[Stored dataset items]

--------------------------------

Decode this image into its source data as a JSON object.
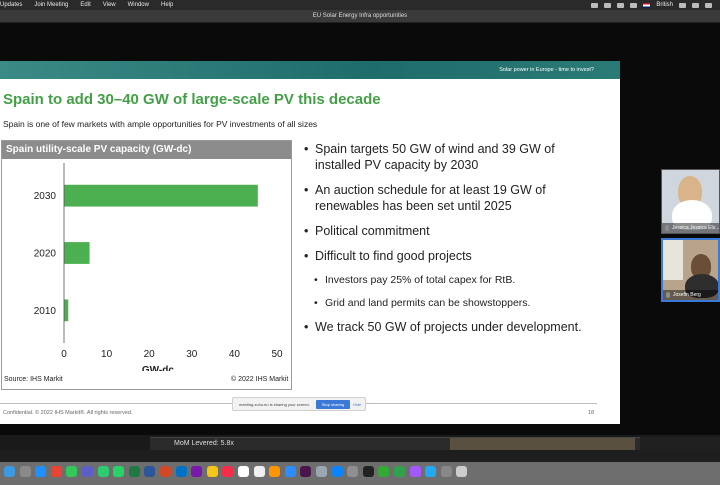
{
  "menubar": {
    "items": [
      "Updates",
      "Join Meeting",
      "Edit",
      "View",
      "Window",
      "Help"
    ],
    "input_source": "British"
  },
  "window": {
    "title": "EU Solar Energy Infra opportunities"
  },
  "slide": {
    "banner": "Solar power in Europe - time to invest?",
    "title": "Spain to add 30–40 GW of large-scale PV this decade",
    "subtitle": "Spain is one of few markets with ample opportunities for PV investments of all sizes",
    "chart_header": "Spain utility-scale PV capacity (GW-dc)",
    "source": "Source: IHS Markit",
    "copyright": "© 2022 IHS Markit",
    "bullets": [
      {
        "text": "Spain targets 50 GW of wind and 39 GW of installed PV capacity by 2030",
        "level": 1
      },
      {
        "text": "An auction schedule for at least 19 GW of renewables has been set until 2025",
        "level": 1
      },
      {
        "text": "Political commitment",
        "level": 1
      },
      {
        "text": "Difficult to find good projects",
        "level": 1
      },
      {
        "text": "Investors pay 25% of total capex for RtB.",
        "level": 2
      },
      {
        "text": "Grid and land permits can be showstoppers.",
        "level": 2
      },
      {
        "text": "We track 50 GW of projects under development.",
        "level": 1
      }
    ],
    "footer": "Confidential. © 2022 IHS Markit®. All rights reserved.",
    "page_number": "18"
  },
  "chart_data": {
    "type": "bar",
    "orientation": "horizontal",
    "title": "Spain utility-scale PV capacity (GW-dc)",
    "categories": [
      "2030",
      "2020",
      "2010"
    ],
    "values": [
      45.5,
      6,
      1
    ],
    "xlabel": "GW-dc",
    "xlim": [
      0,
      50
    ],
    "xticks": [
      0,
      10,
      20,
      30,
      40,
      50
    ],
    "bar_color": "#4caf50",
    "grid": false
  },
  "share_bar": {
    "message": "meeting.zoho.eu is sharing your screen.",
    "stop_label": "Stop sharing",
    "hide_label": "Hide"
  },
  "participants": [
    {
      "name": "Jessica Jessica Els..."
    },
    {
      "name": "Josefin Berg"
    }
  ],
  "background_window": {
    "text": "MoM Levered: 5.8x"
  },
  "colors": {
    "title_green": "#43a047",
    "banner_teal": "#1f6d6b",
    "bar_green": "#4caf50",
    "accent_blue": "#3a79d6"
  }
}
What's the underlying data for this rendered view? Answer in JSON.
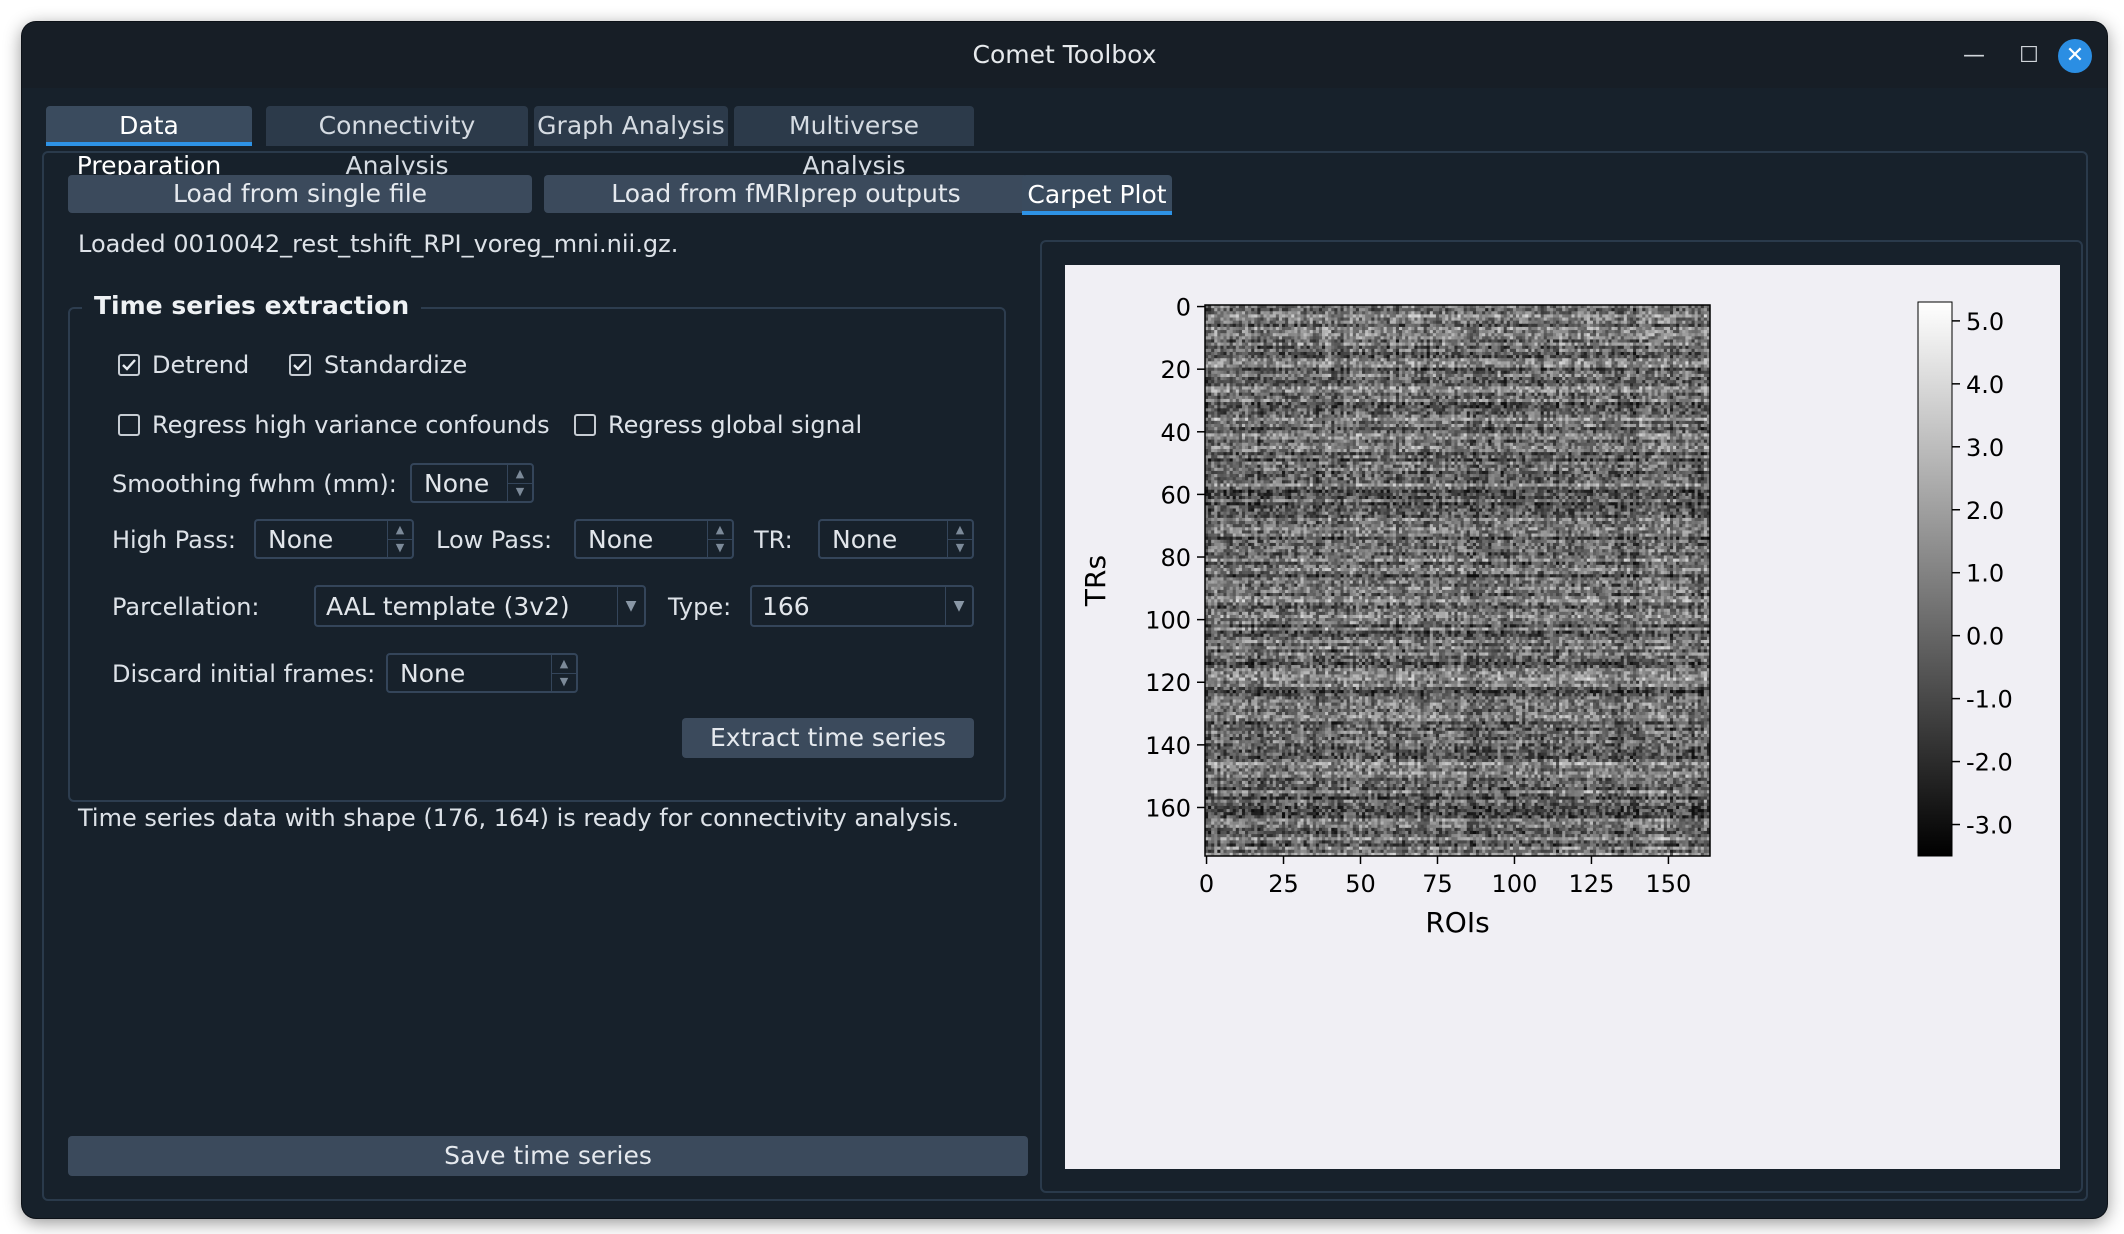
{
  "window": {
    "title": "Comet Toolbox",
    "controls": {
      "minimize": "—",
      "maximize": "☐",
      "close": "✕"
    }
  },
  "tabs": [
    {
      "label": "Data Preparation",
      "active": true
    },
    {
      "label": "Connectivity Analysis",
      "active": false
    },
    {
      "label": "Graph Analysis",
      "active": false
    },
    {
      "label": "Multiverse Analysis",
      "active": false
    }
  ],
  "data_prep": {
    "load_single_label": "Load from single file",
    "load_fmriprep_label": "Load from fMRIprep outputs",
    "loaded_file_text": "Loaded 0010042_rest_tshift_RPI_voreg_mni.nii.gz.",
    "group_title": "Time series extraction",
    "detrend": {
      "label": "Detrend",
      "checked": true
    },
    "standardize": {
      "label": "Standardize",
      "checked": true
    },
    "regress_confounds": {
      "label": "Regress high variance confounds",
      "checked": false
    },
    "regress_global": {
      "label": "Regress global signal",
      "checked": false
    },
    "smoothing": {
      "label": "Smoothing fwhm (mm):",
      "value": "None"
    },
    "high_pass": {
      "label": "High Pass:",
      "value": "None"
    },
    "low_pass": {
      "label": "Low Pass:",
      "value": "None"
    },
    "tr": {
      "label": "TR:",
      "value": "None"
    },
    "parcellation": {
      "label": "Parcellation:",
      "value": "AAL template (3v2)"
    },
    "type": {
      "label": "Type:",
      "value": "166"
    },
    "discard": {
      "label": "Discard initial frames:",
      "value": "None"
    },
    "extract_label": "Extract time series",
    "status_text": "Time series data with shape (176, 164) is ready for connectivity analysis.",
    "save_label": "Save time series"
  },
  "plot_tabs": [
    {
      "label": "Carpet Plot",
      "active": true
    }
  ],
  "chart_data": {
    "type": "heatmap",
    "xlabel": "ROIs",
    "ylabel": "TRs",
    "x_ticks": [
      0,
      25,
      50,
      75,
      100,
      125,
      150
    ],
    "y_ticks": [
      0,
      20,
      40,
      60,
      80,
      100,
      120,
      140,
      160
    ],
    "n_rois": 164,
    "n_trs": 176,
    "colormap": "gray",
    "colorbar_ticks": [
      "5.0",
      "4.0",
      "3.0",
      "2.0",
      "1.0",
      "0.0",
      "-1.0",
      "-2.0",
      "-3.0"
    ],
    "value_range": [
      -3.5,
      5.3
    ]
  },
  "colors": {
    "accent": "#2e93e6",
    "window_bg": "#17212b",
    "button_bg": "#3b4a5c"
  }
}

--------------------------------

Each line of the data is to be duplicated exactly; pictures stay out of the copy.

## EXERCISE RESPONSE
Decode this image into its source data as a JSON object.
{
  "menubar": {
    "items": [
      "Updates",
      "Join Meeting",
      "Edit",
      "View",
      "Window",
      "Help"
    ],
    "input_source": "British"
  },
  "window": {
    "title": "EU Solar Energy Infra opportunities"
  },
  "slide": {
    "banner": "Solar power in Europe - time to invest?",
    "title": "Spain to add 30–40 GW of large-scale PV this decade",
    "subtitle": "Spain is one of few markets with ample opportunities for PV investments of all sizes",
    "chart_header": "Spain utility-scale PV capacity (GW-dc)",
    "source": "Source: IHS Markit",
    "copyright": "© 2022 IHS Markit",
    "bullets": [
      {
        "text": "Spain targets 50 GW of wind and 39 GW of installed PV capacity by 2030",
        "level": 1
      },
      {
        "text": "An auction schedule for at least 19 GW of renewables has been set until 2025",
        "level": 1
      },
      {
        "text": "Political commitment",
        "level": 1
      },
      {
        "text": "Difficult to find good projects",
        "level": 1
      },
      {
        "text": "Investors pay 25% of total capex for RtB.",
        "level": 2
      },
      {
        "text": "Grid and land permits can be showstoppers.",
        "level": 2
      },
      {
        "text": "We track 50 GW of projects under development.",
        "level": 1
      }
    ],
    "footer": "Confidential. © 2022 IHS Markit®. All rights reserved.",
    "page_number": "18"
  },
  "chart_data": {
    "type": "bar",
    "orientation": "horizontal",
    "title": "Spain utility-scale PV capacity (GW-dc)",
    "categories": [
      "2030",
      "2020",
      "2010"
    ],
    "values": [
      45.5,
      6,
      1
    ],
    "xlabel": "GW-dc",
    "xlim": [
      0,
      50
    ],
    "xticks": [
      0,
      10,
      20,
      30,
      40,
      50
    ],
    "bar_color": "#4caf50",
    "grid": false
  },
  "share_bar": {
    "message": "meeting.zoho.eu is sharing your screen.",
    "stop_label": "Stop sharing",
    "hide_label": "Hide"
  },
  "participants": [
    {
      "name": "Jessica Jessica Els..."
    },
    {
      "name": "Josefin Berg"
    }
  ],
  "background_window": {
    "text": "MoM Levered: 5.8x"
  },
  "colors": {
    "title_green": "#43a047",
    "banner_teal": "#1f6d6b",
    "bar_green": "#4caf50",
    "accent_blue": "#3a79d6"
  }
}
What's the underlying data for this rendered view? Answer in JSON.
{
  "window": {
    "title": "Comet Toolbox",
    "controls": {
      "minimize": "—",
      "maximize": "☐",
      "close": "✕"
    }
  },
  "tabs": [
    {
      "label": "Data Preparation",
      "active": true
    },
    {
      "label": "Connectivity Analysis",
      "active": false
    },
    {
      "label": "Graph Analysis",
      "active": false
    },
    {
      "label": "Multiverse Analysis",
      "active": false
    }
  ],
  "data_prep": {
    "load_single_label": "Load from single file",
    "load_fmriprep_label": "Load from fMRIprep outputs",
    "loaded_file_text": "Loaded 0010042_rest_tshift_RPI_voreg_mni.nii.gz.",
    "group_title": "Time series extraction",
    "detrend": {
      "label": "Detrend",
      "checked": true
    },
    "standardize": {
      "label": "Standardize",
      "checked": true
    },
    "regress_confounds": {
      "label": "Regress high variance confounds",
      "checked": false
    },
    "regress_global": {
      "label": "Regress global signal",
      "checked": false
    },
    "smoothing": {
      "label": "Smoothing fwhm (mm):",
      "value": "None"
    },
    "high_pass": {
      "label": "High Pass:",
      "value": "None"
    },
    "low_pass": {
      "label": "Low Pass:",
      "value": "None"
    },
    "tr": {
      "label": "TR:",
      "value": "None"
    },
    "parcellation": {
      "label": "Parcellation:",
      "value": "AAL template (3v2)"
    },
    "type": {
      "label": "Type:",
      "value": "166"
    },
    "discard": {
      "label": "Discard initial frames:",
      "value": "None"
    },
    "extract_label": "Extract time series",
    "status_text": "Time series data with shape (176, 164) is ready for connectivity analysis.",
    "save_label": "Save time series"
  },
  "plot_tabs": [
    {
      "label": "Carpet Plot",
      "active": true
    }
  ],
  "chart_data": {
    "type": "heatmap",
    "xlabel": "ROIs",
    "ylabel": "TRs",
    "x_ticks": [
      0,
      25,
      50,
      75,
      100,
      125,
      150
    ],
    "y_ticks": [
      0,
      20,
      40,
      60,
      80,
      100,
      120,
      140,
      160
    ],
    "n_rois": 164,
    "n_trs": 176,
    "colormap": "gray",
    "colorbar_ticks": [
      "5.0",
      "4.0",
      "3.0",
      "2.0",
      "1.0",
      "0.0",
      "-1.0",
      "-2.0",
      "-3.0"
    ],
    "value_range": [
      -3.5,
      5.3
    ]
  },
  "colors": {
    "accent": "#2e93e6",
    "window_bg": "#17212b",
    "button_bg": "#3b4a5c"
  }
}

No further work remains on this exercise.